• **WRITTEN EXERCISE**
All entries must be extracted exactly, with nothing added or dropped.

───── DATA ENTRIES

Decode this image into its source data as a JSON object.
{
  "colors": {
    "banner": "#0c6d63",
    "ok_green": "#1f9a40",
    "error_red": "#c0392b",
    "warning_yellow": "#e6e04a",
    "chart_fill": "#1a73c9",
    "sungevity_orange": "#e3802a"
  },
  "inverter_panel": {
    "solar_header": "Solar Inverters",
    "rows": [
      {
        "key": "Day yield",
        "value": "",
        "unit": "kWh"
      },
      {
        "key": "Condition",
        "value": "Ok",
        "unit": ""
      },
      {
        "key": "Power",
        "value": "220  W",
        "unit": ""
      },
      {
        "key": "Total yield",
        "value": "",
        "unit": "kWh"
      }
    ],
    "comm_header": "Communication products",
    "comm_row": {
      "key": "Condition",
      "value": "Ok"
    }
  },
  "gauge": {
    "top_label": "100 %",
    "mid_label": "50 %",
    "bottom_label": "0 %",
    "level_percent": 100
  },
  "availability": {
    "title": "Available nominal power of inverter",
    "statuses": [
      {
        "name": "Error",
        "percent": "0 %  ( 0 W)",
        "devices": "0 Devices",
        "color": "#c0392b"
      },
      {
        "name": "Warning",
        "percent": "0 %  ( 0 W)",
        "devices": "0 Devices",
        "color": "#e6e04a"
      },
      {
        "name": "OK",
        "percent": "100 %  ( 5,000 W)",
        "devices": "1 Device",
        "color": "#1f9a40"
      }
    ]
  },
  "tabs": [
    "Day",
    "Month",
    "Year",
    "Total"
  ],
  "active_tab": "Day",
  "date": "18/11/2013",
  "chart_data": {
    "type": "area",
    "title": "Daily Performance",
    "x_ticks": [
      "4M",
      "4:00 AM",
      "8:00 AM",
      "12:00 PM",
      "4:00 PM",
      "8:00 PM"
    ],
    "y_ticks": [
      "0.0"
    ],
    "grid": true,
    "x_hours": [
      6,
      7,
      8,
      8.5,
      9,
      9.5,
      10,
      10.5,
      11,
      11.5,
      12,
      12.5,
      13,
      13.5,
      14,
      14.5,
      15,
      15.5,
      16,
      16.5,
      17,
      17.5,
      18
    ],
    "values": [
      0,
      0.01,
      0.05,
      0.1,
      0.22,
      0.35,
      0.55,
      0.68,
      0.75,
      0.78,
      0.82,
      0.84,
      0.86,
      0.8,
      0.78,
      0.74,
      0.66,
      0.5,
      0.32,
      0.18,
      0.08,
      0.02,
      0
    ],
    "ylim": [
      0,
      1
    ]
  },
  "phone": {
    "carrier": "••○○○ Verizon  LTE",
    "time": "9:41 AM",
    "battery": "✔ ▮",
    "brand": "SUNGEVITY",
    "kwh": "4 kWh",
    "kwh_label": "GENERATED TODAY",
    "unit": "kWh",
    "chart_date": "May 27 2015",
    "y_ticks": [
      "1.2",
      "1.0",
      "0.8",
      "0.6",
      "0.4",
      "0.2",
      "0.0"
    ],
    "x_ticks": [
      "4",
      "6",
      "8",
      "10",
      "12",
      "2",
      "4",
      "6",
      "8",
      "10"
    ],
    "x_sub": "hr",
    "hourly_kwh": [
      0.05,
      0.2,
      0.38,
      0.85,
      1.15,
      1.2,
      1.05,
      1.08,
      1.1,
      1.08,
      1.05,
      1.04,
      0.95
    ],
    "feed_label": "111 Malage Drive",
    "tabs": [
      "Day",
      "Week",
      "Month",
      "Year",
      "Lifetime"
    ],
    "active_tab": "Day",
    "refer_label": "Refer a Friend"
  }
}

──────────

• **OUTPUT FOR THIS TASK**
Decode this image into its source data as a JSON object.
{
  "colors": {
    "banner": "#0c6d63",
    "ok_green": "#1f9a40",
    "error_red": "#c0392b",
    "warning_yellow": "#e6e04a",
    "chart_fill": "#1a73c9",
    "sungevity_orange": "#e3802a"
  },
  "inverter_panel": {
    "solar_header": "Solar Inverters",
    "rows": [
      {
        "key": "Day yield",
        "value": "",
        "unit": "kWh"
      },
      {
        "key": "Condition",
        "value": "Ok",
        "unit": ""
      },
      {
        "key": "Power",
        "value": "220  W",
        "unit": ""
      },
      {
        "key": "Total yield",
        "value": "",
        "unit": "kWh"
      }
    ],
    "comm_header": "Communication products",
    "comm_row": {
      "key": "Condition",
      "value": "Ok"
    }
  },
  "gauge": {
    "top_label": "100 %",
    "mid_label": "50 %",
    "bottom_label": "0 %",
    "level_percent": 100
  },
  "availability": {
    "title": "Available nominal power of inverter",
    "statuses": [
      {
        "name": "Error",
        "percent": "0 %  ( 0 W)",
        "devices": "0 Devices",
        "color": "#c0392b"
      },
      {
        "name": "Warning",
        "percent": "0 %  ( 0 W)",
        "devices": "0 Devices",
        "color": "#e6e04a"
      },
      {
        "name": "OK",
        "percent": "100 %  ( 5,000 W)",
        "devices": "1 Device",
        "color": "#1f9a40"
      }
    ]
  },
  "tabs": [
    "Day",
    "Month",
    "Year",
    "Total"
  ],
  "active_tab": "Day",
  "date": "18/11/2013",
  "chart_data": {
    "type": "area",
    "title": "Daily Performance",
    "x_ticks": [
      "4M",
      "4:00 AM",
      "8:00 AM",
      "12:00 PM",
      "4:00 PM",
      "8:00 PM"
    ],
    "y_ticks": [
      "0.0"
    ],
    "grid": true,
    "x_hours": [
      6,
      7,
      8,
      8.5,
      9,
      9.5,
      10,
      10.5,
      11,
      11.5,
      12,
      12.5,
      13,
      13.5,
      14,
      14.5,
      15,
      15.5,
      16,
      16.5,
      17,
      17.5,
      18
    ],
    "values": [
      0,
      0.01,
      0.05,
      0.1,
      0.22,
      0.35,
      0.55,
      0.68,
      0.75,
      0.78,
      0.82,
      0.84,
      0.86,
      0.8,
      0.78,
      0.74,
      0.66,
      0.5,
      0.32,
      0.18,
      0.08,
      0.02,
      0
    ],
    "ylim": [
      0,
      1
    ]
  },
  "phone": {
    "carrier": "••○○○ Verizon  LTE",
    "time": "9:41 AM",
    "battery": "✔ ▮",
    "brand": "SUNGEVITY",
    "kwh": "4 kWh",
    "kwh_label": "GENERATED TODAY",
    "unit": "kWh",
    "chart_date": "May 27 2015",
    "y_ticks": [
      "1.2",
      "1.0",
      "0.8",
      "0.6",
      "0.4",
      "0.2",
      "0.0"
    ],
    "x_ticks": [
      "4",
      "6",
      "8",
      "10",
      "12",
      "2",
      "4",
      "6",
      "8",
      "10"
    ],
    "x_sub": "hr",
    "hourly_kwh": [
      0.05,
      0.2,
      0.38,
      0.85,
      1.15,
      1.2,
      1.05,
      1.08,
      1.1,
      1.08,
      1.05,
      1.04,
      0.95
    ],
    "feed_label": "111 Malage Drive",
    "tabs": [
      "Day",
      "Week",
      "Month",
      "Year",
      "Lifetime"
    ],
    "active_tab": "Day",
    "refer_label": "Refer a Friend"
  }
}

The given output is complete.